Entries provided:
-- START --
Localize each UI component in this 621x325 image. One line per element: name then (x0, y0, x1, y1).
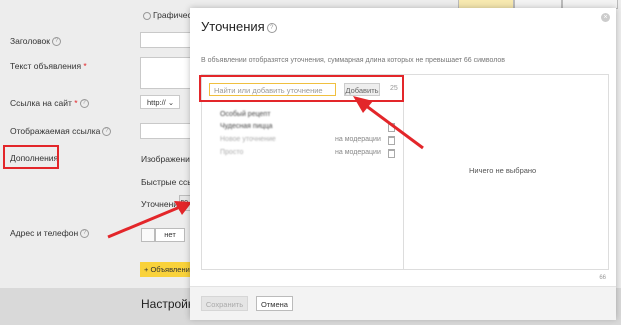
refinements-modal: Уточнения? × В объявлении отобразятся ут… (190, 8, 616, 320)
annotation-box-extras (3, 145, 59, 169)
headline-label: Заголовок? (10, 36, 61, 47)
protocol-select[interactable]: http:// ⌄ (140, 95, 180, 109)
chevron-down-icon: ⌄ (167, 98, 175, 107)
ad-text-label: Текст объявления * (10, 61, 87, 71)
help-icon[interactable]: ? (266, 22, 277, 33)
list-item-name: Просто (220, 149, 244, 156)
help-icon[interactable]: ? (79, 99, 89, 109)
site-link-label: Ссылка на сайт *? (10, 98, 89, 109)
display-link-input[interactable] (140, 123, 192, 139)
save-button[interactable]: Сохранить (201, 296, 248, 311)
modal-title: Уточнения? (201, 19, 277, 34)
headline-input[interactable] (140, 32, 192, 48)
radio-icon (143, 11, 151, 20)
annotation-arrow-left (107, 201, 192, 239)
annotation-arrow-right (353, 96, 424, 150)
ad-text-input[interactable] (140, 57, 192, 89)
modal-footer: Сохранить Отмена (190, 286, 616, 320)
list-item-name: Особый рецепт (220, 111, 271, 118)
display-link-label: Отображаемая ссылка? (10, 126, 112, 137)
close-icon[interactable]: × (601, 13, 610, 22)
modal-description: В объявлении отобразятся уточнения, сумм… (201, 57, 506, 64)
address-phone-label: Адрес и телефон? (10, 228, 90, 239)
list-item-name: Новое уточнение (220, 136, 276, 143)
empty-state-text: Ничего не выбрано (469, 166, 537, 175)
settings-heading: Настройк (141, 297, 194, 311)
cancel-button[interactable]: Отмена (256, 296, 293, 311)
list-item-name: Чудесная пицца (220, 123, 273, 130)
help-icon[interactable]: ? (102, 127, 112, 137)
help-icon[interactable]: ? (51, 37, 61, 47)
help-icon[interactable]: ? (80, 229, 90, 239)
corner-counter: 66 (599, 275, 606, 281)
images-label: Изображения (141, 154, 195, 164)
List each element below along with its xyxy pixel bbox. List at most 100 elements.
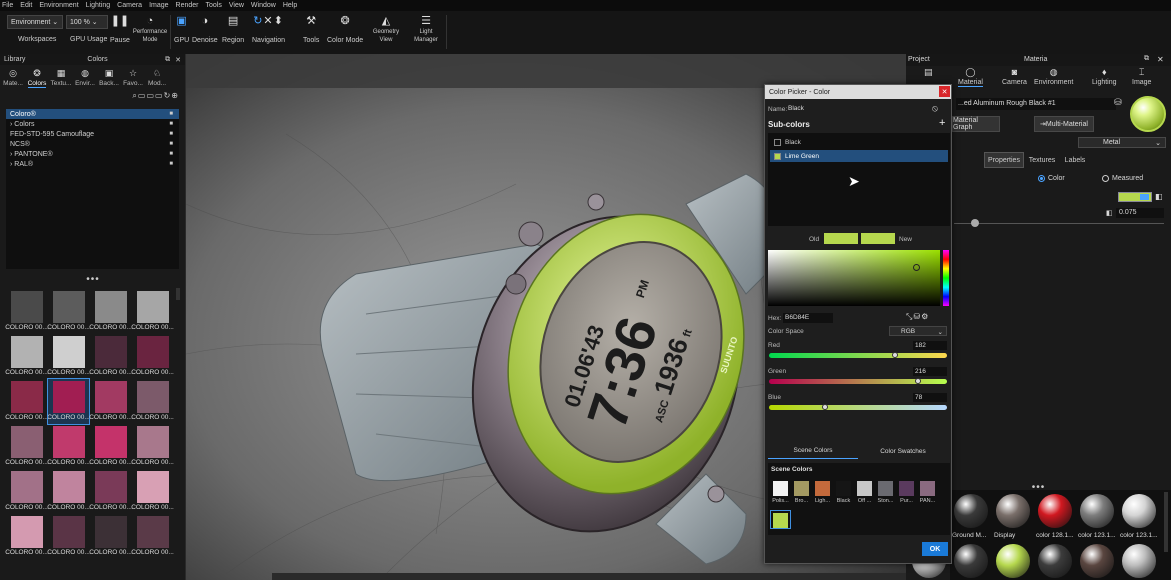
material-tab-camera[interactable]: ◙ Camera — [1002, 67, 1027, 86]
workspaces-button[interactable]: Workspaces — [18, 36, 56, 43]
menu-item-window[interactable]: Window — [251, 2, 276, 9]
material-tab-lighting[interactable]: ♦ Lighting — [1092, 67, 1117, 86]
gpu-usage-button[interactable]: GPU Usage — [70, 36, 107, 43]
material-tab-material[interactable]: ◯ Material — [958, 67, 983, 87]
color-swatch-item[interactable]: COLORO 00... — [131, 289, 174, 334]
color-swatch-item[interactable]: COLORO 00... — [131, 379, 174, 424]
texture-icon[interactable]: ◧ — [1155, 192, 1163, 201]
add-subcolor-icon[interactable]: + — [939, 117, 945, 129]
subcolor-item[interactable]: Black — [770, 136, 948, 148]
blue-value-field[interactable]: 78 — [913, 393, 947, 402]
color-swatch-item[interactable]: COLORO 00... — [47, 334, 90, 379]
folder-open-icon[interactable]: ▭ — [155, 91, 164, 100]
library-tree-item[interactable]: FED-STD-595 Camouflage ■ — [6, 129, 179, 139]
menu-item-file[interactable]: File — [2, 2, 13, 9]
library-tree-item[interactable]: › PANTONE® ■ — [6, 149, 179, 159]
menu-item-edit[interactable]: Edit — [20, 2, 32, 9]
color-swatch-item[interactable]: COLORO 00... — [89, 514, 132, 559]
light-manager-button[interactable]: ☰ Light Manager — [410, 14, 442, 44]
library-tab-1[interactable]: ❂ Colors — [26, 68, 48, 91]
float-icon[interactable]: ⧉ — [165, 56, 170, 64]
diffuse-color-swatch[interactable] — [1118, 192, 1152, 202]
close-icon[interactable]: ✕ — [939, 86, 950, 97]
color-field-marker[interactable] — [913, 264, 920, 271]
color-swatch-item[interactable]: COLORO 00... — [47, 514, 90, 559]
color-swatch-item[interactable]: COLORO 00... — [131, 334, 174, 379]
zoom-select[interactable]: 100 % ⌄ — [66, 15, 108, 29]
library-tab-0[interactable]: ◎ Mate... — [2, 68, 24, 91]
region-button[interactable]: ▤ Region — [222, 14, 244, 44]
hue-slider[interactable] — [943, 250, 949, 306]
environment-select[interactable]: Environment ⌄ — [7, 15, 63, 29]
color-swatch-item[interactable]: COLORO 00... — [5, 514, 48, 559]
swatch-scrollbar[interactable] — [176, 288, 180, 300]
tab-textures[interactable]: Textures — [1024, 152, 1060, 168]
close-icon[interactable]: ✕ — [175, 56, 181, 64]
subcolor-item[interactable]: Lime Green — [770, 150, 948, 162]
navigation-button[interactable]: ↻✕⬍ Navigation — [252, 14, 285, 44]
color-swatch-item[interactable]: COLORO 00... — [89, 334, 132, 379]
green-value-field[interactable]: 216 — [913, 367, 947, 376]
material-ball[interactable] — [954, 544, 988, 578]
performance-mode-button[interactable]: ◔ Performance Mode — [130, 14, 170, 44]
color-space-select[interactable]: RGB ⌄ — [889, 326, 947, 336]
color-swatch-item[interactable]: COLORO 00... — [131, 514, 174, 559]
add-circle-icon[interactable]: ⊕ — [171, 91, 179, 100]
material-type-select[interactable]: Metal ⌄ — [1078, 137, 1166, 148]
menu-item-image[interactable]: Image — [149, 2, 168, 9]
red-slider[interactable] — [769, 353, 947, 358]
color-mode-button[interactable]: ❂ Color Mode — [327, 14, 363, 44]
picker-tools-icons[interactable]: ⤡⛁⚙ — [906, 312, 929, 322]
material-ball[interactable] — [1038, 494, 1072, 528]
radio-measured[interactable]: Measured — [1102, 175, 1143, 182]
scene-color-item[interactable]: PAN... — [918, 481, 937, 504]
tab-properties[interactable]: Properties — [984, 152, 1024, 168]
scene-tree-icon[interactable]: ▤ — [924, 67, 933, 78]
radio-color[interactable]: Color — [1038, 175, 1065, 182]
menu-item-tools[interactable]: Tools — [206, 2, 222, 9]
library-tree-item[interactable]: › RAL® ■ — [6, 159, 179, 169]
roughness-slider-knob[interactable] — [971, 219, 979, 227]
color-swatch-item[interactable]: COLORO 00... — [131, 424, 174, 469]
scene-color-item[interactable]: Off ... — [855, 481, 874, 504]
red-slider-knob[interactable] — [891, 352, 898, 358]
tab-labels[interactable]: Labels — [1060, 152, 1090, 168]
color-swatch-item[interactable]: COLORO 00... — [5, 469, 48, 514]
color-swatch-item[interactable]: COLORO 00... — [47, 424, 90, 469]
color-swatch-item[interactable]: COLORO 00... — [131, 469, 174, 514]
menu-item-camera[interactable]: Camera — [117, 2, 142, 9]
library-tab-6[interactable]: ♘ Mod... — [146, 68, 168, 91]
material-ball[interactable] — [1080, 544, 1114, 578]
color-swatch-item[interactable]: COLORO 00... — [47, 289, 90, 334]
material-ball[interactable] — [996, 544, 1030, 578]
geometry-view-button[interactable]: ◭ Geometry View — [369, 14, 403, 44]
material-ball[interactable] — [996, 494, 1030, 528]
library-tab-5[interactable]: ☆ Favo... — [122, 68, 144, 91]
material-ball[interactable] — [954, 494, 988, 528]
color-swatch-item[interactable]: COLORO 00... — [89, 469, 132, 514]
scene-color-lime[interactable] — [770, 510, 791, 529]
color-swatch-item[interactable]: COLORO 00... — [5, 334, 48, 379]
float-icon[interactable]: ⧉ — [1144, 55, 1149, 63]
scene-color-item[interactable]: Ston... — [876, 481, 895, 504]
roughness-field[interactable]: 0.075 — [1116, 208, 1164, 218]
menu-item-lighting[interactable]: Lighting — [86, 2, 111, 9]
denoise-button[interactable]: ◑ Denoise — [192, 14, 218, 44]
library-tree-item[interactable]: › Colors ■ — [6, 119, 179, 129]
library-tree-item[interactable]: NCS® ■ — [6, 139, 179, 149]
splitter-dots[interactable]: ••• — [0, 275, 186, 286]
library-tree-item[interactable]: Coloro® ■ — [6, 109, 179, 119]
red-value-field[interactable]: 182 — [913, 341, 947, 350]
close-icon[interactable]: ✕ — [1157, 55, 1164, 64]
folder-add-icon[interactable]: ▭ — [146, 91, 155, 100]
color-swatch-item[interactable]: COLORO 00... — [5, 379, 48, 424]
scene-color-item[interactable]: Bro... — [792, 481, 811, 504]
material-tab-image[interactable]: ⌶ Image — [1132, 67, 1151, 86]
menu-item-view[interactable]: View — [229, 2, 244, 9]
roughness-slider-track[interactable] — [954, 223, 1164, 224]
material-graph-button[interactable]: Material Graph — [952, 116, 1000, 132]
tab-color-swatches[interactable]: Color Swatches — [858, 443, 948, 459]
library-tab-4[interactable]: ▣ Back... — [98, 68, 120, 91]
color-swatch-item[interactable]: COLORO 00... — [5, 289, 48, 334]
multi-material-button[interactable]: ⇥ Multi-Material — [1034, 116, 1094, 132]
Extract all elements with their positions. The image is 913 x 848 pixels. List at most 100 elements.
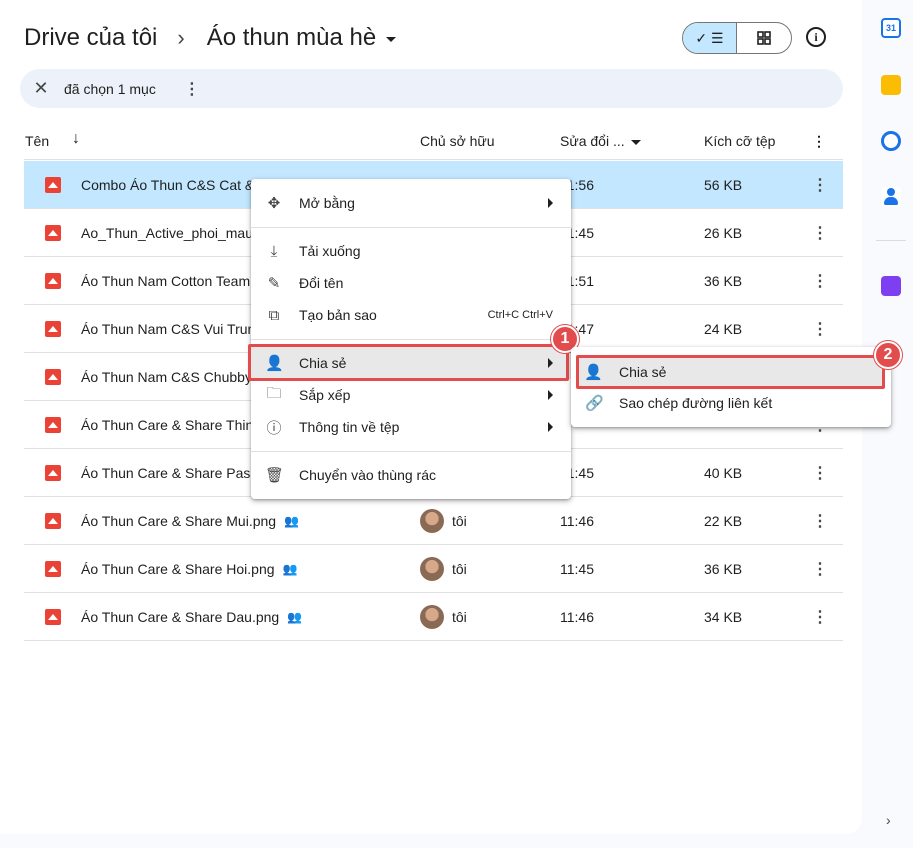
column-owner[interactable]: Chủ sở hữu [420, 133, 495, 149]
expand-chevron-icon[interactable]: › [886, 812, 891, 828]
submenu-item-copy-link[interactable]: 🔗 Sao chép đường liên kết [571, 387, 891, 419]
image-file-icon [45, 369, 61, 385]
contacts-icon[interactable] [881, 187, 901, 207]
file-name-text: Áo Thun Care & Share Mui.png [81, 513, 277, 529]
column-settings-icon[interactable]: ⋮ [812, 133, 826, 150]
menu-item-organize[interactable]: 🗀 Sắp xếp [251, 379, 571, 411]
menu-divider [251, 339, 571, 340]
submenu-item-label: Chia sẻ [619, 364, 667, 380]
file-size: 26 KB [704, 225, 743, 241]
submenu-arrow-icon [548, 422, 553, 432]
menu-item-label: Mở bằng [299, 195, 355, 211]
file-size: 36 KB [704, 561, 743, 577]
table-row[interactable]: Áo Thun Care & Share Hoi.png 👥 tôi 11:45 36 … [24, 545, 843, 593]
folder-open-icon: 🗀 [266, 384, 282, 402]
keep-icon[interactable] [881, 75, 901, 95]
file-modified: 11:46 [560, 513, 594, 529]
row-more-icon[interactable]: ⋮ [812, 463, 828, 483]
row-more-icon[interactable]: ⋮ [812, 559, 828, 579]
chatgpt-addon-icon[interactable] [881, 276, 901, 296]
file-name-text: Combo Áo Thun C&S Cat & [81, 177, 255, 193]
image-file-icon [45, 417, 61, 433]
close-icon[interactable]: ✕ [21, 78, 61, 99]
menu-item-make-copy[interactable]: ⧉ Tạo bản sao Ctrl+C Ctrl+V [251, 299, 571, 331]
menu-item-label: Tải xuống [299, 243, 361, 259]
grid-view-button[interactable] [737, 23, 791, 53]
file-size: 34 KB [704, 609, 743, 625]
menu-item-open-with[interactable]: ✥ Mở bằng [251, 187, 571, 219]
file-name-text: Áo Thun Nam C&S Chubby [81, 369, 252, 385]
row-more-icon[interactable]: ⋮ [812, 607, 828, 627]
table-header: Tên ↓ Chủ sở hữu Sửa đổi ... Kích cỡ tệp… [24, 122, 843, 160]
file-name: Áo Thun Care & Share Dau.png 👥 [81, 609, 302, 625]
avatar [420, 509, 444, 533]
menu-item-label: Tạo bản sao [299, 307, 377, 323]
file-name: Áo Thun Care & Share Pas [81, 465, 250, 481]
info-icon[interactable]: i [806, 27, 826, 47]
table-row[interactable]: Áo Thun Care & Share Mui.png 👥 tôi 11:46 22 … [24, 497, 843, 545]
highlight-box-share [248, 344, 569, 381]
selection-bar: ✕ đã chọn 1 mục ⋮ [20, 69, 843, 108]
breadcrumb-root[interactable]: Drive của tôi [24, 24, 157, 52]
file-name-text: Áo Thun Care & Share Thin [81, 417, 254, 433]
file-name: Áo Thun Care & Share Thin [81, 417, 253, 433]
chevron-down-icon [630, 139, 641, 145]
submenu-item-share[interactable]: 👤 Chia sẻ [576, 355, 885, 389]
shortcut-hint: Ctrl+C Ctrl+V [487, 309, 553, 321]
menu-item-trash[interactable]: 🗑 Chuyển vào thùng rác [251, 459, 571, 491]
image-file-icon [45, 609, 61, 625]
menu-item-rename[interactable]: ✎ Đổi tên [251, 267, 571, 299]
menu-divider [251, 451, 571, 452]
tasks-icon[interactable] [881, 131, 901, 151]
file-size: 56 KB [704, 177, 743, 193]
row-more-icon[interactable]: ⋮ [812, 511, 828, 531]
row-more-icon[interactable]: ⋮ [812, 319, 828, 339]
menu-item-download[interactable]: ⤓ Tải xuống [251, 235, 571, 267]
row-more-icon[interactable]: ⋮ [812, 175, 828, 195]
menu-item-label: Sắp xếp [299, 387, 351, 403]
image-file-icon [45, 465, 61, 481]
row-more-icon[interactable]: ⋮ [812, 223, 828, 243]
file-name: Áo Thun Care & Share Hoi.png 👥 [81, 561, 297, 577]
info-circle-icon: ⓘ [266, 419, 282, 437]
column-modified[interactable]: Sửa đổi ... [560, 133, 641, 149]
file-size: 22 KB [704, 513, 743, 529]
menu-item-label: Thông tin về tệp [299, 419, 400, 435]
file-owner: tôi [452, 561, 467, 577]
column-size[interactable]: Kích cỡ tệp [704, 133, 775, 149]
file-size: 40 KB [704, 465, 743, 481]
avatar [420, 605, 444, 629]
list-view-button[interactable]: ✓ ☰ [683, 23, 738, 53]
drive-main-panel: Drive của tôi › Áo thun mùa hè ✓ ☰ i ✕ đ… [0, 0, 902, 834]
file-owner: tôi [452, 513, 467, 529]
menu-item-file-info[interactable]: ⓘ Thông tin về tệp [251, 411, 571, 443]
file-name: Combo Áo Thun C&S Cat & [81, 177, 254, 193]
image-file-icon [45, 321, 61, 337]
file-modified: 11:46 [560, 609, 594, 625]
column-name[interactable]: Tên [25, 133, 49, 149]
image-file-icon [45, 513, 61, 529]
chevron-down-icon [386, 36, 397, 42]
trash-icon: 🗑 [265, 467, 285, 484]
table-row[interactable]: Áo Thun Care & Share Dau.png 👥 tôi 11:46 34 … [24, 593, 843, 641]
file-name-text: Ao_Thun_Active_phoi_mau [81, 225, 254, 241]
view-toggle: ✓ ☰ [682, 22, 792, 54]
menu-divider [251, 227, 571, 228]
row-more-icon[interactable]: ⋮ [812, 271, 828, 291]
file-name: Áo Thun Care & Share Mui.png 👥 [81, 513, 299, 529]
image-file-icon [45, 273, 61, 289]
calendar-icon[interactable]: 31 [881, 18, 901, 38]
more-actions-icon[interactable]: ⋮ [184, 79, 200, 99]
context-menu: ✥ Mở bằng ⤓ Tải xuống ✎ Đổi tên ⧉ Tạo bả… [251, 179, 571, 499]
shared-people-icon: 👥 [282, 562, 298, 576]
sort-arrow-icon[interactable]: ↓ [72, 130, 80, 148]
link-icon: 🔗 [585, 395, 604, 412]
file-name: Áo Thun Nam Cotton Team [81, 273, 250, 289]
side-divider [876, 240, 906, 241]
menu-item-label: Chuyển vào thùng rác [299, 467, 436, 483]
breadcrumb-current-folder[interactable]: Áo thun mùa hè [207, 24, 397, 52]
download-icon: ⤓ [270, 242, 278, 260]
image-file-icon [45, 177, 61, 193]
copy-icon: ⧉ [268, 306, 280, 324]
header: Drive của tôi › Áo thun mùa hè ✓ ☰ i [24, 20, 842, 56]
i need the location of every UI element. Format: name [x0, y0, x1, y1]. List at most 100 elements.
-- END --
Required work: Start at the line that has "column-owner[interactable]: Chủ sở" and stop after the line that has "image-file-icon [45, 369, 61, 385]". Convert those lines into a Markdown table with an Item column that numbers each line and a Text column that holds the line itself, leaving out any blank lines.

Worked answer:
| Item | Text |
|---|---|
| 1 | column-owner[interactable]: Chủ sở hữu [420, 133, 495, 149] |
| 2 | expand-chevron-icon[interactable]: › [886, 812, 891, 828] |
| 3 | submenu-item-copy-link[interactable]: 🔗 Sao chép đường liên kết [571, 387, 891, 419] |
| 4 | image-file-icon [45, 369, 61, 385] |